**Your instructions:** List each line of the data that holds the word "раздела".

**Dataset items:**
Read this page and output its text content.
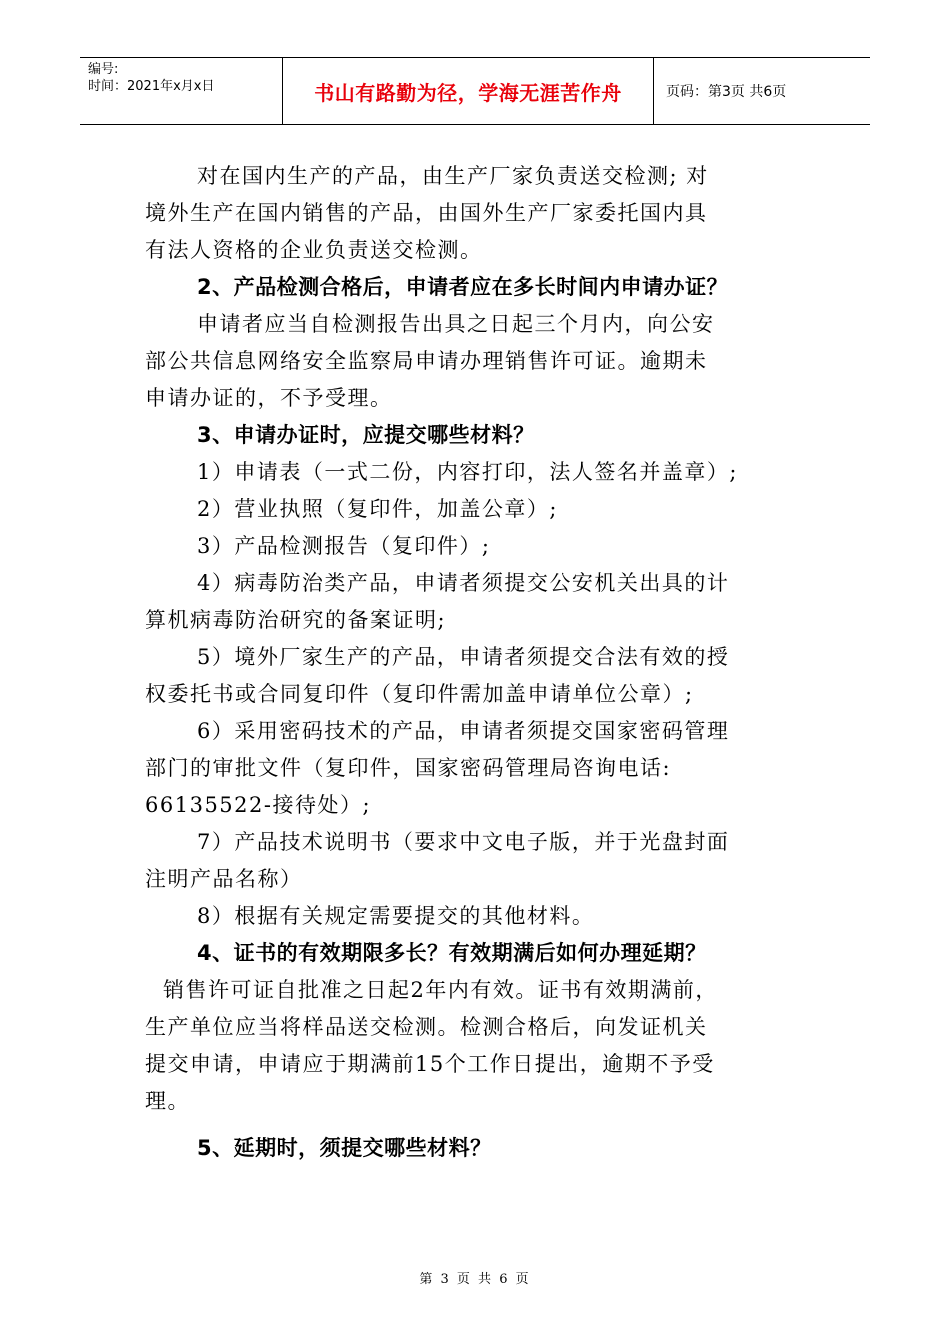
编号:
时间：2021年x月x日	书山有路勤为径，学海无涯苦作舟	页码：第3页 共6页

对在国内生产的产品，由生产厂家负责送交检测; 对

境外生产在国内销售的产品，由国外生产厂家委托国内具

有法人资格的企业负责送交检测。

2、产品检测合格后，申请者应在多长时间内申请办证？

申请者应当自检测报告出具之日起三个月内，向公安

部公共信息网络安全监察局申请办理销售许可证。逾期未

申请办证的，不予受理。

3、申请办证时，应提交哪些材料？

1）申请表（一式二份，内容打印，法人签名并盖章）;

2）营业执照（复印件，加盖公章）;

3）产品检测报告（复印件）;

4）病毒防治类产品，申请者须提交公安机关出具的计

算机病毒防治研究的备案证明;

5）境外厂家生产的产品，申请者须提交合法有效的授

权委托书或合同复印件（复印件需加盖申请单位公章）;

6）采用密码技术的产品，申请者须提交国家密码管理

部门的审批文件（复印件，国家密码管理局咨询电话:

66135522-接待处）;

7）产品技术说明书（要求中文电子版，并于光盘封面

注明产品名称）

8）根据有关规定需要提交的其他材料。

4、证书的有效期限多长？有效期满后如何办理延期？

销售许可证自批准之日起2年内有效。证书有效期满前，

生产单位应当将样品送交检测。检测合格后，向发证机关

提交申请，申请应于期满前15个工作日提出，逾期不予受

理。

5、延期时，须提交哪些材料？
第 3 页 共 6 页
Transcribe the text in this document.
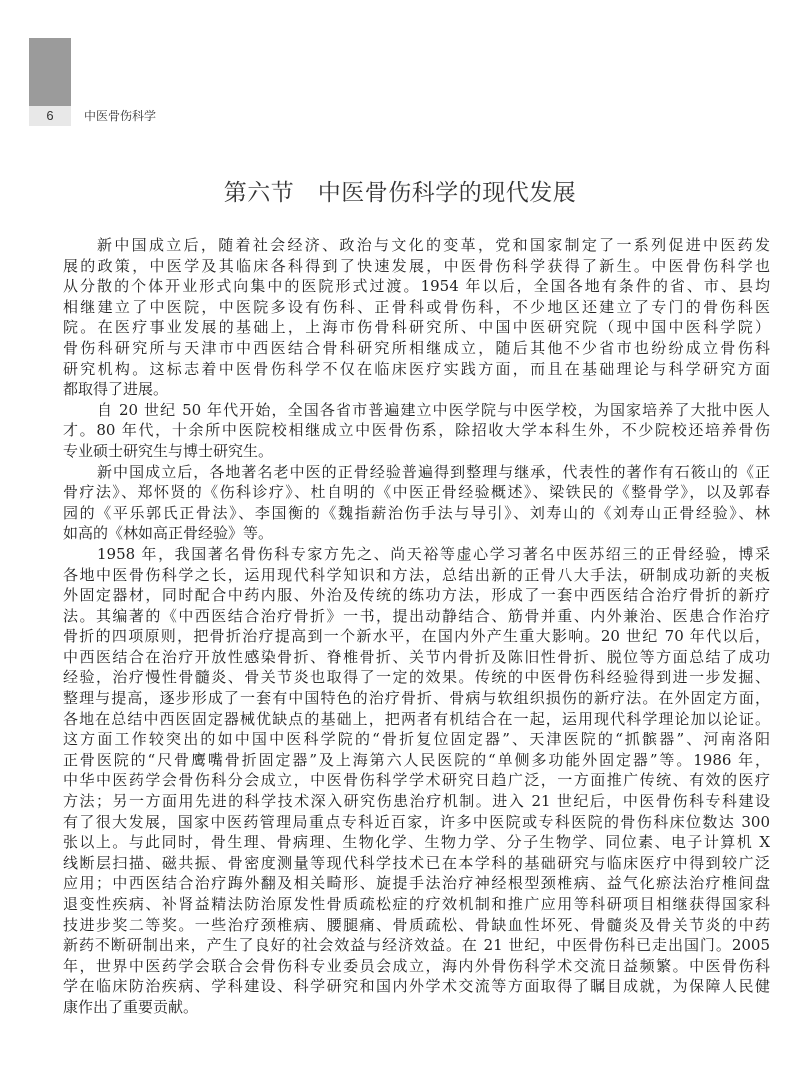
6	中医骨伤科学
第六节　中医骨伤科学的现代发展
新中国成立后，随着社会经济、政治与文化的变革，党和国家制定了一系列促进中医药发
展的政策，中医学及其临床各科得到了快速发展，中医骨伤科学获得了新生。中医骨伤科学也
从分散的个体开业形式向集中的医院形式过渡。1954 年以后，全国各地有条件的省、市、县均
相继建立了中医院，中医院多设有伤科、正骨科或骨伤科，不少地区还建立了专门的骨伤科医
院。在医疗事业发展的基础上，上海市伤骨科研究所、中国中医研究院（现中国中医科学院）
骨伤科研究所与天津市中西医结合骨科研究所相继成立，随后其他不少省市也纷纷成立骨伤科
研究机构。这标志着中医骨伤科学不仅在临床医疗实践方面，而且在基础理论与科学研究方面
都取得了进展。
自 20 世纪 50 年代开始，全国各省市普遍建立中医学院与中医学校，为国家培养了大批中医人
才。80 年代，十余所中医院校相继成立中医骨伤系，除招收大学本科生外，不少院校还培养骨伤
专业硕士研究生与博士研究生。
新中国成立后，各地著名老中医的正骨经验普遍得到整理与继承，代表性的著作有石筱山的《正
骨疗法》、郑怀贤的《伤科诊疗》、杜自明的《中医正骨经验概述》、梁铁民的《整骨学》，以及郭春
园的《平乐郭氏正骨法》、李国衡的《魏指薪治伤手法与导引》、刘寿山的《刘寿山正骨经验》、林
如高的《林如高正骨经验》等。
1958 年，我国著名骨伤科专家方先之、尚天裕等虚心学习著名中医苏绍三的正骨经验，博采
各地中医骨伤科学之长，运用现代科学知识和方法，总结出新的正骨八大手法，研制成功新的夹板
外固定器材，同时配合中药内服、外治及传统的练功方法，形成了一套中西医结合治疗骨折的新疗
法。其编著的《中西医结合治疗骨折》一书，提出动静结合、筋骨并重、内外兼治、医患合作治疗
骨折的四项原则，把骨折治疗提高到一个新水平，在国内外产生重大影响。20 世纪 70 年代以后，
中西医结合在治疗开放性感染骨折、脊椎骨折、关节内骨折及陈旧性骨折、脱位等方面总结了成功
经验，治疗慢性骨髓炎、骨关节炎也取得了一定的效果。传统的中医骨伤科经验得到进一步发掘、
整理与提高，逐步形成了一套有中国特色的治疗骨折、骨病与软组织损伤的新疗法。在外固定方面，
各地在总结中西医固定器械优缺点的基础上，把两者有机结合在一起，运用现代科学理论加以论证。
这方面工作较突出的如中国中医科学院的“骨折复位固定器”、天津医院的“抓髌器”、河南洛阳
正骨医院的“尺骨鹰嘴骨折固定器”及上海第六人民医院的“单侧多功能外固定器”等。1986 年，
中华中医药学会骨伤科分会成立，中医骨伤科学学术研究日趋广泛，一方面推广传统、有效的医疗
方法；另一方面用先进的科学技术深入研究伤患治疗机制。进入 21 世纪后，中医骨伤科专科建设
有了很大发展，国家中医药管理局重点专科近百家，许多中医院或专科医院的骨伤科床位数达 300
张以上。与此同时，骨生理、骨病理、生物化学、生物力学、分子生物学、同位素、电子计算机 X
线断层扫描、磁共振、骨密度测量等现代科学技术已在本学科的基础研究与临床医疗中得到较广泛
应用；中西医结合治疗踇外翻及相关畸形、旋提手法治疗神经根型颈椎病、益气化瘀法治疗椎间盘
退变性疾病、补肾益精法防治原发性骨质疏松症的疗效机制和推广应用等科研项目相继获得国家科
技进步奖二等奖。一些治疗颈椎病、腰腿痛、骨质疏松、骨缺血性坏死、骨髓炎及骨关节炎的中药
新药不断研制出来，产生了良好的社会效益与经济效益。在 21 世纪，中医骨伤科已走出国门。2005
年，世界中医药学会联合会骨伤科专业委员会成立，海内外骨伤科学术交流日益频繁。中医骨伤科
学在临床防治疾病、学科建设、科学研究和国内外学术交流等方面取得了瞩目成就，为保障人民健
康作出了重要贡献。
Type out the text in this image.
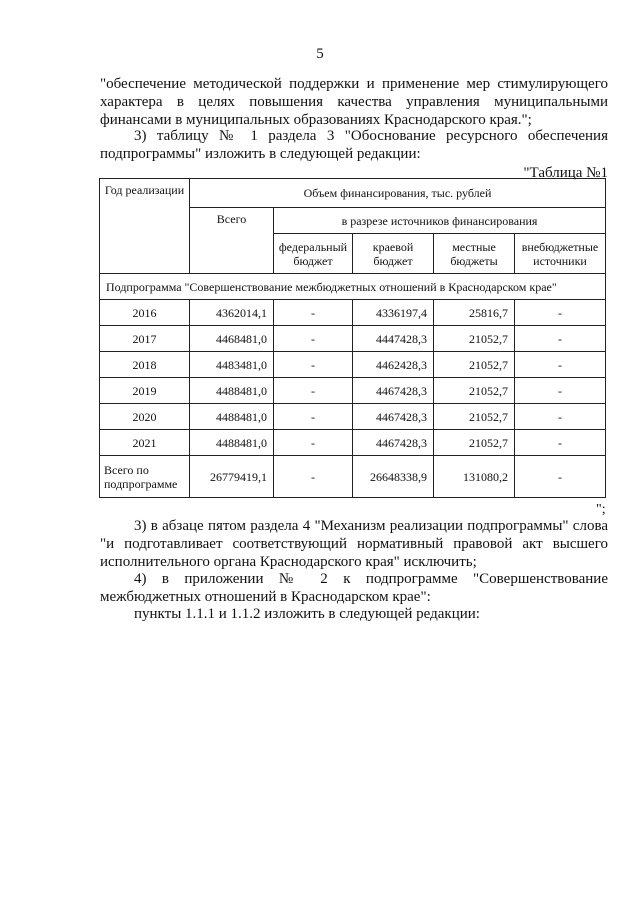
5
"обеспечение методической поддержки и применение мер стимулирующего характера в целях повышения качества управления муниципальными финансами в муниципальных образованиях Краснодарского края.";
3) таблицу № 1 раздела 3 "Обоснование ресурсного обеспечения подпрограммы" изложить в следующей редакции:
"Таблица №1
Год реализации	Объем финансирования, тыс. рублей				
	Всего	в разрезе источников финансирования			
		федеральный бюджет	краевой бюджет	местные бюджеты	внебюджетные источники
Подпрограмма "Совершенствование межбюджетных отношений в Краснодарском крае"					
2016	4362014,1	-	4336197,4	25816,7	-
2017	4468481,0	-	4447428,3	21052,7	-
2018	4483481,0	-	4462428,3	21052,7	-
2019	4488481,0	-	4467428,3	21052,7	-
2020	4488481,0	-	4467428,3	21052,7	-
2021	4488481,0	-	4467428,3	21052,7	-
Всего по подпрограмме	26779419,1	-	26648338,9	131080,2	-
";
3) в абзаце пятом раздела 4 "Механизм реализации подпрограммы" слова "и подготавливает соответствующий нормативный правовой акт высшего исполнительного органа Краснодарского края" исключить;
4) в приложении № 2 к подпрограмме "Совершенствование межбюджетных отношений в Краснодарском крае":
пункты 1.1.1 и 1.1.2 изложить в следующей редакции:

**The response:**
3) таблицу № 1 раздела 3 "Обоснование ресурсного обеспечения подпрограммы" изложить в следующей редакции:
3) в абзаце пятом раздела 4 "Механизм реализации подпрограммы" слова "и подготавливает соответствующий нормативный правовой акт высшего исполнительного органа Краснодарского края" исключить;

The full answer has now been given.